* Start Supplied entries *

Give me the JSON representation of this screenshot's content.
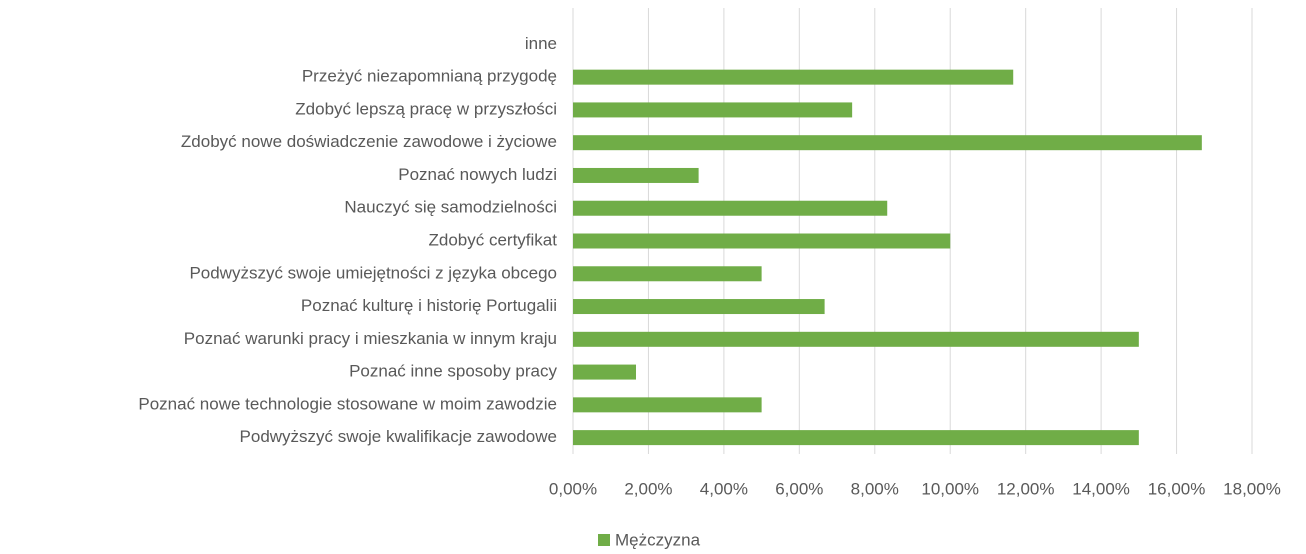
{
  "chart_data": {
    "type": "hbar",
    "categories": [
      "inne",
      "Przeżyć niezapomnianą przygodę",
      "Zdobyć lepszą pracę w przyszłości",
      "Zdobyć nowe doświadczenie zawodowe i życiowe",
      "Poznać nowych ludzi",
      "Nauczyć się samodzielności",
      "Zdobyć certyfikat",
      "Podwyższyć swoje umiejętności z języka obcego",
      "Poznać kulturę i historię Portugalii",
      "Poznać warunki pracy i mieszkania  w innym kraju",
      "Poznać inne sposoby pracy",
      "Poznać nowe technologie stosowane w moim zawodzie",
      "Podwyższyć swoje kwalifikacje zawodowe"
    ],
    "series": [
      {
        "name": "Mężczyzna",
        "color": "#70ad47",
        "values": [
          0,
          11.67,
          7.4,
          16.67,
          3.33,
          8.33,
          10,
          5,
          6.67,
          15,
          1.67,
          5,
          15
        ]
      }
    ],
    "xlim": [
      0,
      18
    ],
    "xticks": [
      {
        "value": 0,
        "label": "0,00%"
      },
      {
        "value": 2,
        "label": "2,00%"
      },
      {
        "value": 4,
        "label": "4,00%"
      },
      {
        "value": 6,
        "label": "6,00%"
      },
      {
        "value": 8,
        "label": "8,00%"
      },
      {
        "value": 10,
        "label": "10,00%"
      },
      {
        "value": 12,
        "label": "12,00%"
      },
      {
        "value": 14,
        "label": "14,00%"
      },
      {
        "value": 16,
        "label": "16,00%"
      },
      {
        "value": 18,
        "label": "18,00%"
      }
    ],
    "grid": true,
    "legend": "bottom"
  }
}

* End Supplied entries *

## Exercise instructions
Looking at the entries above, say how many lines contain the word "Poznać". Only the number is wanted.

## Task solution
5